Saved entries
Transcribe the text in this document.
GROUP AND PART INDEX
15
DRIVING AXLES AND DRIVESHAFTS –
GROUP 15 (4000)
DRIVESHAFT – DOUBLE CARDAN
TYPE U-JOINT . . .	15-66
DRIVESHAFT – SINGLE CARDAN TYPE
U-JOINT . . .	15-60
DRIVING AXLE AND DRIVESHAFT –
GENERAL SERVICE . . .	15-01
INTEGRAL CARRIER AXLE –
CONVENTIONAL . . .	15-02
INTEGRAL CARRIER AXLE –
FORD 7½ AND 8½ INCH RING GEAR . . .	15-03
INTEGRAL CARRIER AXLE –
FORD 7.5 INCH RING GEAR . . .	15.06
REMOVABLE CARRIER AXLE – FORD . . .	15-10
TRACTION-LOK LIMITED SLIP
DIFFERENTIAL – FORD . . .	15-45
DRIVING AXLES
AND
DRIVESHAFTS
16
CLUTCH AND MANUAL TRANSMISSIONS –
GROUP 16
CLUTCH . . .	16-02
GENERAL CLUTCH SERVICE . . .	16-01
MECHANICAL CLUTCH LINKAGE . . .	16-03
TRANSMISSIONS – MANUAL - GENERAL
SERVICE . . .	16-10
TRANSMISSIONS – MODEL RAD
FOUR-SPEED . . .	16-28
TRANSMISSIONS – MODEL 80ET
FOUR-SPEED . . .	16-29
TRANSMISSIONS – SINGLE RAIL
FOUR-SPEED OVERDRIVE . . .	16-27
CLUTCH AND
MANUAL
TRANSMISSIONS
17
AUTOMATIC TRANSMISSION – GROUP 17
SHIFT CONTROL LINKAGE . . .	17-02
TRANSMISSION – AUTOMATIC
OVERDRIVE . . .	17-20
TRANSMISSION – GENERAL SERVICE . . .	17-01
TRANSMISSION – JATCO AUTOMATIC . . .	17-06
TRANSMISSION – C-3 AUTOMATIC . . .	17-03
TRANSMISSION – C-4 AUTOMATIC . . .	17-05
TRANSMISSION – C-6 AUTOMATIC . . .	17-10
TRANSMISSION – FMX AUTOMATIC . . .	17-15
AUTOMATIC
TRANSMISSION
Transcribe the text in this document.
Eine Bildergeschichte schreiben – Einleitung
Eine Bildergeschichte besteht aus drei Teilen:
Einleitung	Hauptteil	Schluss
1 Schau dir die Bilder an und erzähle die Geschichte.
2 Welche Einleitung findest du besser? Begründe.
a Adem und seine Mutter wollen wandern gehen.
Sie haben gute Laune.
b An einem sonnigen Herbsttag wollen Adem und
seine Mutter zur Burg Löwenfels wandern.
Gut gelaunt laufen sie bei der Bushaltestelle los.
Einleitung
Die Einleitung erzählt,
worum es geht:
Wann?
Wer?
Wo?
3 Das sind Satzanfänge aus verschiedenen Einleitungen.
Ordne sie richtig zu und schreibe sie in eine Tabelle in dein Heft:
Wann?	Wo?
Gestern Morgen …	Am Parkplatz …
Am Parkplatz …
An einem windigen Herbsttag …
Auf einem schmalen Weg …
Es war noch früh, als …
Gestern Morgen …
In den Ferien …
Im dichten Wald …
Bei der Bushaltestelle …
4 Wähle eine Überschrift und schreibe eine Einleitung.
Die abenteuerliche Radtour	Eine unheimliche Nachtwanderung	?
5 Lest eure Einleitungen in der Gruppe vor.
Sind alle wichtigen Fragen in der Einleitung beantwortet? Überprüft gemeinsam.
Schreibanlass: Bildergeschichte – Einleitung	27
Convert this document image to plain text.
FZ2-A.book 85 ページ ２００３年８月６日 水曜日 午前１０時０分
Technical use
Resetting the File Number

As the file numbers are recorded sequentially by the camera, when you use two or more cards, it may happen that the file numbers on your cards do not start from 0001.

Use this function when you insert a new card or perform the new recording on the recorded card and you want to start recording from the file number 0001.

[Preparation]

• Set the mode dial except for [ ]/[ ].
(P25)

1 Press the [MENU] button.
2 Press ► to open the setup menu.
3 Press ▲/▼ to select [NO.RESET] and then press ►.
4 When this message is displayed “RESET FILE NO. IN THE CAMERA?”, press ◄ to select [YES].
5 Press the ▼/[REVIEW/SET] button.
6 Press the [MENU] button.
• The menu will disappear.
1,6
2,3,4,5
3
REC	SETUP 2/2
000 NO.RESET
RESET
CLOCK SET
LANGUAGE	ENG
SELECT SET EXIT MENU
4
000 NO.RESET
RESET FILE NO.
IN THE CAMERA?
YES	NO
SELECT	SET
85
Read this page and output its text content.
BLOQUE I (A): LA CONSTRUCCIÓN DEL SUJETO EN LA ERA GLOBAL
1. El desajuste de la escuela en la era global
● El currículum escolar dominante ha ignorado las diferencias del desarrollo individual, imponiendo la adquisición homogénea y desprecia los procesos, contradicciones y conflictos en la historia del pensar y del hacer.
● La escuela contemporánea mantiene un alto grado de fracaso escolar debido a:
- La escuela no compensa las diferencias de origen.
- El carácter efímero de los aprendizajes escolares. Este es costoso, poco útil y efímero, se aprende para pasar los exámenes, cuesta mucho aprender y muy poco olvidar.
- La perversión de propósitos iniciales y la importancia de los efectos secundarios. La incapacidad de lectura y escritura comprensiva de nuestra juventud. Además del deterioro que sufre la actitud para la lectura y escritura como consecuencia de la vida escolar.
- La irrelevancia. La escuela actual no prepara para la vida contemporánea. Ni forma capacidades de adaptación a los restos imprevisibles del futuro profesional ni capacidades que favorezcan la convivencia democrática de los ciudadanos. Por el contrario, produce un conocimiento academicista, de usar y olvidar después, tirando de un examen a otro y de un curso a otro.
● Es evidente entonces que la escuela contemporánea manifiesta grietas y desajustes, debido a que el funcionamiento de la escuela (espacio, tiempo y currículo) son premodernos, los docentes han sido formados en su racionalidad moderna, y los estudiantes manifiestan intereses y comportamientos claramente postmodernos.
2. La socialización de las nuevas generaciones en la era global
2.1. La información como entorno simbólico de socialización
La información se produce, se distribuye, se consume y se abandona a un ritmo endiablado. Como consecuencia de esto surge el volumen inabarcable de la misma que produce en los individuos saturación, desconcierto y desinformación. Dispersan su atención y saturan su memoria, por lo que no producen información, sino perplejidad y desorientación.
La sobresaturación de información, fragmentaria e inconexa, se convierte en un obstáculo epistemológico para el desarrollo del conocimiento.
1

EXERCISE.
Pick each line holding the word "debido" out of the data and copy it.

OUTPUT FOR THIS EXERCISE.
● La escuela contemporánea mantiene un alto grado de fracaso escolar debido a:
● Es evidente entonces que la escuela contemporánea manifiesta grietas y desajustes, debido a que el funcionamiento de la escuela (espacio, tiempo y currículo) son premodernos, los docentes han sido formados en su racionalidad moderna, y los estudiantes manifiestan intereses y comportamientos claramente postmodernos.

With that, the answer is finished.